Records from a data source:
------------------------------------------------------------
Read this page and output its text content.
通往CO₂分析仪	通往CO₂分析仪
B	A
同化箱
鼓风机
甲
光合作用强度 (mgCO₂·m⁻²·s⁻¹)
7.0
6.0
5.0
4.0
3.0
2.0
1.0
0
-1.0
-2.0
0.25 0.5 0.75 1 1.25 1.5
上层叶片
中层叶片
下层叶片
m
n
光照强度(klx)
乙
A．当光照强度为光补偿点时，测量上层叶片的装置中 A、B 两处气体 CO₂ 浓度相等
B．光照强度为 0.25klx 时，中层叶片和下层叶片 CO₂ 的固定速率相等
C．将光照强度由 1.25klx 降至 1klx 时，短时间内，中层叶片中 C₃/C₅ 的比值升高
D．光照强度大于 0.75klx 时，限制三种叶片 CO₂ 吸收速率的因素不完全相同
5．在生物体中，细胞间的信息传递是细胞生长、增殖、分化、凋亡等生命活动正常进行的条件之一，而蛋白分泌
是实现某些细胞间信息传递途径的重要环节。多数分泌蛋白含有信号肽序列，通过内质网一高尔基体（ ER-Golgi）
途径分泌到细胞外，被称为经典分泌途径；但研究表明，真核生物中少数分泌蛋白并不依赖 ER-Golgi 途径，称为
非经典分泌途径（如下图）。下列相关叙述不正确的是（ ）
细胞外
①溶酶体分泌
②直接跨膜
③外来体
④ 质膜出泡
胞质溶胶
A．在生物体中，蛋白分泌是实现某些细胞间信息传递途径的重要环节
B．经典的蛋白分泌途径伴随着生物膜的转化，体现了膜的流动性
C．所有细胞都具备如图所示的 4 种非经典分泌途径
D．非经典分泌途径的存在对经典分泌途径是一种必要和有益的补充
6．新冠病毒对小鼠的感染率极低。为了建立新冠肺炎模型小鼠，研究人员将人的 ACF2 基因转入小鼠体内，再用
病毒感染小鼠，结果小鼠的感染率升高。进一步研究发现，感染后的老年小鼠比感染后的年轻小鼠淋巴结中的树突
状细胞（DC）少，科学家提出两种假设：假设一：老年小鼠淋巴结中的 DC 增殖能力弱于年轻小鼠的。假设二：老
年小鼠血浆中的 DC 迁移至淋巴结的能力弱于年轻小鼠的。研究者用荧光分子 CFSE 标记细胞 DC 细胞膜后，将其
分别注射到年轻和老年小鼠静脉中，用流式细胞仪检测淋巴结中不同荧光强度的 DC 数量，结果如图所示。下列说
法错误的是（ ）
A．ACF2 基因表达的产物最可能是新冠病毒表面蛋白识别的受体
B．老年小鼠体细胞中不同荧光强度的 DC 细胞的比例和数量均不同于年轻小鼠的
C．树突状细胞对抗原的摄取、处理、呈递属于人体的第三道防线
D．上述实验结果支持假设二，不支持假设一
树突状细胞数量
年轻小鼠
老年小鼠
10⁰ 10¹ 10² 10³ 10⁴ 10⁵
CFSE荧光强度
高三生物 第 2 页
------------------------------------------------------------
State how many lines above contain the string "在生物体中", with no other words.

Answer to the problem: 2